▶ [GIVEN REQUEST] Copy every line of the data that contains the string "this".

▶ [SUPPLIED DATA]
=-=-=

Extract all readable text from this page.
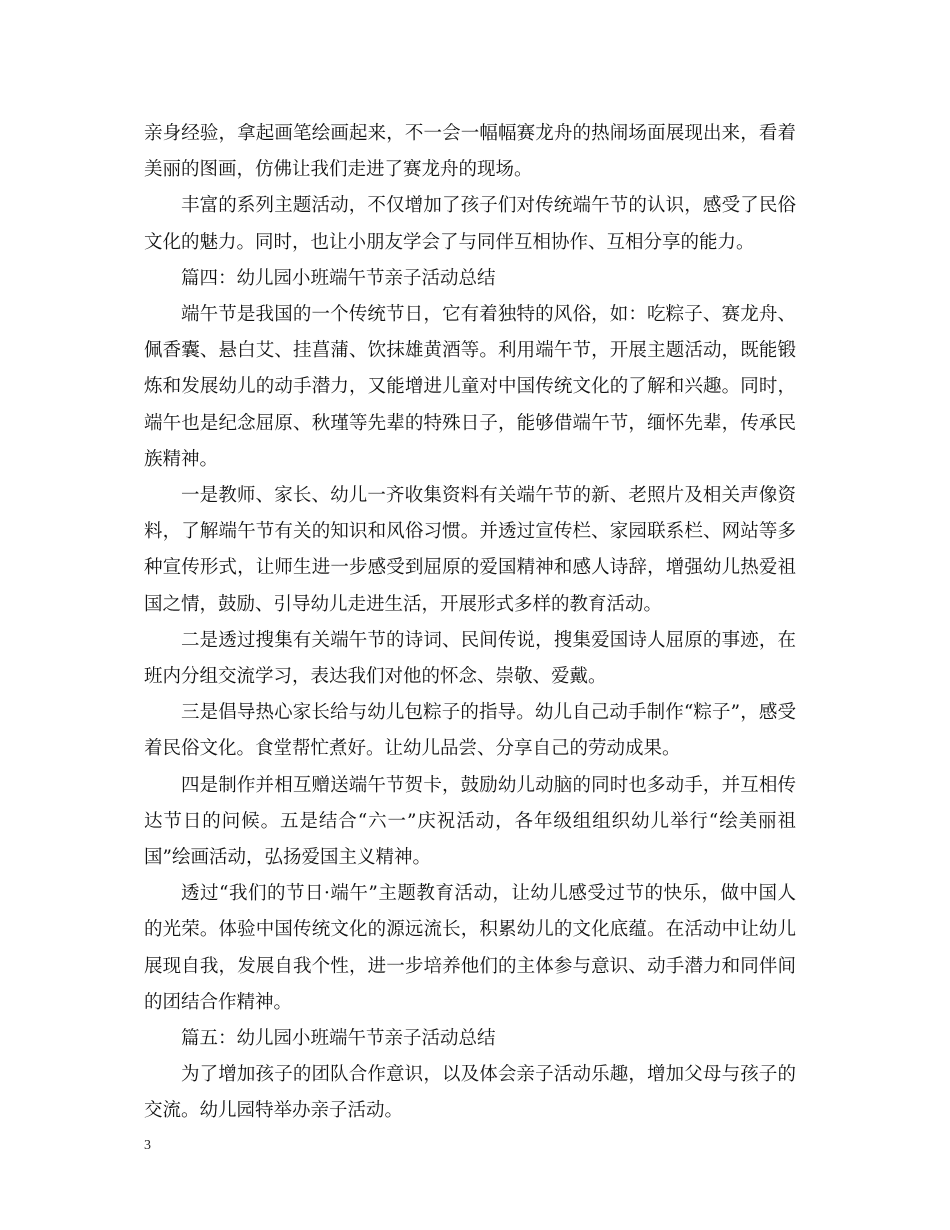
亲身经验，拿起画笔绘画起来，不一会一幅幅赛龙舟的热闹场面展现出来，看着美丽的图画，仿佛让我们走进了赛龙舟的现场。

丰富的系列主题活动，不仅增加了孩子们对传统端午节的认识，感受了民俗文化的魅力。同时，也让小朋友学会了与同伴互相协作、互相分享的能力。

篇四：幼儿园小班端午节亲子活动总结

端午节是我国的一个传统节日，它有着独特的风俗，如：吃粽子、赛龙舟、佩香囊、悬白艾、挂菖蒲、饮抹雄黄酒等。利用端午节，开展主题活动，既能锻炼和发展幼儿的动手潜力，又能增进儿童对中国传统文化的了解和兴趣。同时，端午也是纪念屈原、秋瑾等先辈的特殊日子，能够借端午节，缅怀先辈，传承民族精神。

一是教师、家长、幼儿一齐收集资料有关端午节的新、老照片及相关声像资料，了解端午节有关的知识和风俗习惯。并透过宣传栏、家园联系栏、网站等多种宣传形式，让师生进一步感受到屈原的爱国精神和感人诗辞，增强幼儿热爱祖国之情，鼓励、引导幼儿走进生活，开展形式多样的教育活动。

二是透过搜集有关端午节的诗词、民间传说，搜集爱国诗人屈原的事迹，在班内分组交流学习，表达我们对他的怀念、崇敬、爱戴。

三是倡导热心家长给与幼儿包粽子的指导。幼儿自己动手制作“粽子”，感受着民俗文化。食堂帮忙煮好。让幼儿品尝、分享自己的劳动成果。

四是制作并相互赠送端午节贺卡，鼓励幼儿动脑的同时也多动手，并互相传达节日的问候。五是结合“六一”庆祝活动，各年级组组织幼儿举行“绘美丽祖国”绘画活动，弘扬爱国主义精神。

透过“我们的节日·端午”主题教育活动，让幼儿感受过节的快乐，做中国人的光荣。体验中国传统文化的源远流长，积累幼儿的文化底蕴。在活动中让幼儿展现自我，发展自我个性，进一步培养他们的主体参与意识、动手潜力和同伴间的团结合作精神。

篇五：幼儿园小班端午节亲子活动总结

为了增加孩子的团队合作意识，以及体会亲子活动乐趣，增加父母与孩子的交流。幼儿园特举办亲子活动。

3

=-=-=

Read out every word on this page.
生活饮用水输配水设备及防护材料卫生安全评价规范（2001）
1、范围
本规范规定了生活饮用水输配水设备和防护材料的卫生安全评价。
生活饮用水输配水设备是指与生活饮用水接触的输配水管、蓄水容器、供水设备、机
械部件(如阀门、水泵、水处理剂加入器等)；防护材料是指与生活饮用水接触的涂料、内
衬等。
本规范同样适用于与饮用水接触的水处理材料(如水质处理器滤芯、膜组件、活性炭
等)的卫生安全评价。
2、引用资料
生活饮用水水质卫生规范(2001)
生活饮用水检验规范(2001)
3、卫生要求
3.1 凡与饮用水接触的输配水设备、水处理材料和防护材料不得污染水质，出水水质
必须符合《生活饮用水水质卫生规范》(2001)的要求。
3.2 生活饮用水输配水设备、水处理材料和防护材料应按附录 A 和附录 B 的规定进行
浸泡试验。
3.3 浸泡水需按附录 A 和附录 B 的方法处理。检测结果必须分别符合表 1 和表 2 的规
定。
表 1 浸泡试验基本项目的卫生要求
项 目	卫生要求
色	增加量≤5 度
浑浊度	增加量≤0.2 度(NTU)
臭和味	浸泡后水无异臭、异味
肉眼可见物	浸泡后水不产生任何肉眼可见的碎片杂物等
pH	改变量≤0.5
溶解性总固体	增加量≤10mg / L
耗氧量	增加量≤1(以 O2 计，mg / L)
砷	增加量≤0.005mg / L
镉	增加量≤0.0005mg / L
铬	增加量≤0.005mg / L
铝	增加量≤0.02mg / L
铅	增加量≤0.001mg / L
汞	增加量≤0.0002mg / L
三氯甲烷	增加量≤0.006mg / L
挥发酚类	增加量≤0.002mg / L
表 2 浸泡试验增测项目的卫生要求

=-=-=

▶ [REPLY TO THE EXERCISE]
Extract all readable text from this page.
Read out every word on this page.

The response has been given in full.